[Task description]
Check every line of the material below for the string "triangle", and return the ones that have it.

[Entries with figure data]
§
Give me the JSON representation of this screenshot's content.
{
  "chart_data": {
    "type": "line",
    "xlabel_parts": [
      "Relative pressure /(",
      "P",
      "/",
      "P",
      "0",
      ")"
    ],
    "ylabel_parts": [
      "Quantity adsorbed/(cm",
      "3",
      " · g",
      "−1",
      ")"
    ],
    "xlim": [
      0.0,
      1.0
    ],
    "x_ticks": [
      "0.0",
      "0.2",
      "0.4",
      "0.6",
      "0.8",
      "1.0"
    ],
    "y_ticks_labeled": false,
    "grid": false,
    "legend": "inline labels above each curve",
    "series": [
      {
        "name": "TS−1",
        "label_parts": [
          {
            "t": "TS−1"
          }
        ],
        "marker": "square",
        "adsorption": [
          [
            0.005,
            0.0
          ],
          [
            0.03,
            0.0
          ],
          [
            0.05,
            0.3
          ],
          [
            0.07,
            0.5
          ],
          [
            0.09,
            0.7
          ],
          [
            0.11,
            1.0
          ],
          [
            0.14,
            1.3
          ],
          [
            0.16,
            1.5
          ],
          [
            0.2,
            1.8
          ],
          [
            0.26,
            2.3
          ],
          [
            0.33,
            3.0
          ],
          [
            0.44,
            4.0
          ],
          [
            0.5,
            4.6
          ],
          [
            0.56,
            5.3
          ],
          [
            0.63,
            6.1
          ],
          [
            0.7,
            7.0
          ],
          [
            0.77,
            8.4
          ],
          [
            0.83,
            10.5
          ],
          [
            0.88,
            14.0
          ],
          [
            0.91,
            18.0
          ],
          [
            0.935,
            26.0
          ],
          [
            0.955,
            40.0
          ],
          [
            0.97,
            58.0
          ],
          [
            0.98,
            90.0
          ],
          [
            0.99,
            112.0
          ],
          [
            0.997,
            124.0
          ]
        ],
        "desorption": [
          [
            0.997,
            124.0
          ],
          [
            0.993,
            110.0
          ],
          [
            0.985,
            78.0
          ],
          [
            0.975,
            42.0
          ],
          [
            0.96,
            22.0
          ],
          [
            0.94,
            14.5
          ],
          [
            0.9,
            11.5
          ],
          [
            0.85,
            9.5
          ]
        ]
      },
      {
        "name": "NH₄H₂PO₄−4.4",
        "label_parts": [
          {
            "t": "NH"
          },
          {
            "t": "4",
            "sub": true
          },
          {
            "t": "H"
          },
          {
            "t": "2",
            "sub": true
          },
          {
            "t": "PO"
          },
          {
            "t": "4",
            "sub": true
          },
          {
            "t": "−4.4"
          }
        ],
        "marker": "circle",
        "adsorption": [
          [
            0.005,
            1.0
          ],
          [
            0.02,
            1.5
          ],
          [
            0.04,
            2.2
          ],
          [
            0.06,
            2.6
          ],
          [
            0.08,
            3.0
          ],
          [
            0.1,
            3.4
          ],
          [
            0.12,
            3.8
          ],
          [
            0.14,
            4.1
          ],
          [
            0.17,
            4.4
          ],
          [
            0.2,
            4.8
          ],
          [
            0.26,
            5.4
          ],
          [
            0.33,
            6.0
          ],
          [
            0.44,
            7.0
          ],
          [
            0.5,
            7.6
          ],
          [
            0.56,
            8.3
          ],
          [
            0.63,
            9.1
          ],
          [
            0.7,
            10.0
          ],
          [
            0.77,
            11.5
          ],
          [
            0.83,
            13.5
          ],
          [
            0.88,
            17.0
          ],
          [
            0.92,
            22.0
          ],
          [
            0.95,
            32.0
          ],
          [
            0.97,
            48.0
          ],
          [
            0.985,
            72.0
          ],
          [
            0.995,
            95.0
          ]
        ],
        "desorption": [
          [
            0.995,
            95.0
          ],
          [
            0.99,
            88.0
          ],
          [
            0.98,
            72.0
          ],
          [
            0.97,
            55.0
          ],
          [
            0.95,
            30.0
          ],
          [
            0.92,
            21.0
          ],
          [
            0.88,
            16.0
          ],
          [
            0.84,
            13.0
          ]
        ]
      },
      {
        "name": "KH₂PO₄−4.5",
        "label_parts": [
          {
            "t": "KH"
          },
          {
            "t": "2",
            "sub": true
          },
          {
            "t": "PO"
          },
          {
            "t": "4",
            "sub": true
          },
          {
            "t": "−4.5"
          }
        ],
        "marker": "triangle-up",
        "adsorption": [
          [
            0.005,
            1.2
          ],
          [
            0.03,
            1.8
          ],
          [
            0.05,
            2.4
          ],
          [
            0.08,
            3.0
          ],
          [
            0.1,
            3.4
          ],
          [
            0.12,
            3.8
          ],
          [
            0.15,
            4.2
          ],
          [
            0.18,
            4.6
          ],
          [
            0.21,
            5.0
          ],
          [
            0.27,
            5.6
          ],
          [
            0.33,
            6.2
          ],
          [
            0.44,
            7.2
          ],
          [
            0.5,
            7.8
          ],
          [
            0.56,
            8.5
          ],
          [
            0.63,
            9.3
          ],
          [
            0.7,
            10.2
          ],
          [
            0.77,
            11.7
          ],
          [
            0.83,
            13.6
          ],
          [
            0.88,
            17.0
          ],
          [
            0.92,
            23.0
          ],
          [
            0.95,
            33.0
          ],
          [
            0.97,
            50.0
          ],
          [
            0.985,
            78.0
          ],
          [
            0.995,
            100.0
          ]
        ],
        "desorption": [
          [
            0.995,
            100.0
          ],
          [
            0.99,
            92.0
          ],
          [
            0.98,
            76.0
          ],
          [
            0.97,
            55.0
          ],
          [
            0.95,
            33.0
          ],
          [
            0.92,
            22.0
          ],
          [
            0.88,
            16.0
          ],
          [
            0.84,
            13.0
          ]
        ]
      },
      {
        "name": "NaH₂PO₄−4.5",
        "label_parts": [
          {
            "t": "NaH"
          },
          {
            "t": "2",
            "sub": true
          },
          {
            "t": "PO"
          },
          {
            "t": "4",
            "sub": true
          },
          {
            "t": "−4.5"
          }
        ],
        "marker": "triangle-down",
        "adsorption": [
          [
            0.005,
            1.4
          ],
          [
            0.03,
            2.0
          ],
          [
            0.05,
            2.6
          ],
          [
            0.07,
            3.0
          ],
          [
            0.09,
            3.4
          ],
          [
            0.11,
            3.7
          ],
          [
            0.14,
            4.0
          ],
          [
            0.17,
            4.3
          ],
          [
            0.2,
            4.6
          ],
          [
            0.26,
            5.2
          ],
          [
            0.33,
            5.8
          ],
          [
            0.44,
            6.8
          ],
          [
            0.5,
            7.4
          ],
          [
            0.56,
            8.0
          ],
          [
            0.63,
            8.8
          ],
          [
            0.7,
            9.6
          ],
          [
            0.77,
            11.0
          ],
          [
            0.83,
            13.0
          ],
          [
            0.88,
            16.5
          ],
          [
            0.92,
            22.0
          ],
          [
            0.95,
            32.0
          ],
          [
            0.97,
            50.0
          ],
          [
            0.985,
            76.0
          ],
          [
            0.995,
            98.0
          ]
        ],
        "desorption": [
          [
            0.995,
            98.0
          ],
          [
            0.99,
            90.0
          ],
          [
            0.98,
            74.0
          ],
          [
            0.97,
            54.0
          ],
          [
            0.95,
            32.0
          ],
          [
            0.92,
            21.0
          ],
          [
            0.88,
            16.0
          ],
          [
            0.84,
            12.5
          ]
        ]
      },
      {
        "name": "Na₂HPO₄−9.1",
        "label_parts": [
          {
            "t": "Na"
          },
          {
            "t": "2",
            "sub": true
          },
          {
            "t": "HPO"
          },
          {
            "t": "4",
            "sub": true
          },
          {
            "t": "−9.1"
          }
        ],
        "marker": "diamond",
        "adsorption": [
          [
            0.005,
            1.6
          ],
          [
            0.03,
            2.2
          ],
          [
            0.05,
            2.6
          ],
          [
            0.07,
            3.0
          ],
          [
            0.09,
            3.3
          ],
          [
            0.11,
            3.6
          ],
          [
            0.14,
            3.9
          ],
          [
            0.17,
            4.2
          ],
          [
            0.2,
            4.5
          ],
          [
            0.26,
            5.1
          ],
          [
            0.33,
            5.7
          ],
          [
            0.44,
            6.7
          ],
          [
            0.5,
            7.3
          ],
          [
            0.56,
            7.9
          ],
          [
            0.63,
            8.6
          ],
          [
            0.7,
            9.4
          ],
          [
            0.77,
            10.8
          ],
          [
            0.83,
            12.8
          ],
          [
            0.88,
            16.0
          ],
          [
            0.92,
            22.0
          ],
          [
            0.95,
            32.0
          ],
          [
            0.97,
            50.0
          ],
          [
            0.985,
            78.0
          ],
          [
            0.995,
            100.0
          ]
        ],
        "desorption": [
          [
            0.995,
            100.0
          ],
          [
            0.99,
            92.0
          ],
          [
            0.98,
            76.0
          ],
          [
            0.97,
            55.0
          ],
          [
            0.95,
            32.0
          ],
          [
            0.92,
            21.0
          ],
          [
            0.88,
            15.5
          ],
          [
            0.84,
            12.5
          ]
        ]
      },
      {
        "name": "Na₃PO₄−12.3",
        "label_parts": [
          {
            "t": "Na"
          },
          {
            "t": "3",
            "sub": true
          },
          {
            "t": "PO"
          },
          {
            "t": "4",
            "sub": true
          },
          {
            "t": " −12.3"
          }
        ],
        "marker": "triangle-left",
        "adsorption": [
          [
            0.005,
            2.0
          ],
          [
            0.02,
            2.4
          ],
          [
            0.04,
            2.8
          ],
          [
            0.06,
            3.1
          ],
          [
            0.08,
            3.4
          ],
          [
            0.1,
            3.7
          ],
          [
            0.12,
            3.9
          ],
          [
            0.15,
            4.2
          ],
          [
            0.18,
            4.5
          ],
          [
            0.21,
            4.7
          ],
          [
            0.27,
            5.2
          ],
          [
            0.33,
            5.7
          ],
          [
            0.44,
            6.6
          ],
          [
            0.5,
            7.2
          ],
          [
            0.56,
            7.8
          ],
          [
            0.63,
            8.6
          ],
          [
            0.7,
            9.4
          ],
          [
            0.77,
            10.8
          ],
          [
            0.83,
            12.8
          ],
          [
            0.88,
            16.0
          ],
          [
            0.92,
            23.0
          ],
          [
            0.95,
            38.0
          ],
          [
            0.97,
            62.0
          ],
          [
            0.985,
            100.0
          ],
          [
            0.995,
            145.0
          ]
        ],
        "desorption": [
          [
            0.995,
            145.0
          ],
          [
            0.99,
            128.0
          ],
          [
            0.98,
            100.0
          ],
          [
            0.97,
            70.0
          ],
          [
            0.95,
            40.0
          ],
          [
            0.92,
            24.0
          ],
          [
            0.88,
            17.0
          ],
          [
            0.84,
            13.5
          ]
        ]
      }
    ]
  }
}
§
[Answer to this problem]
        "marker": "triangle-up",
        "marker": "triangle-down",
        "marker": "triangle-left",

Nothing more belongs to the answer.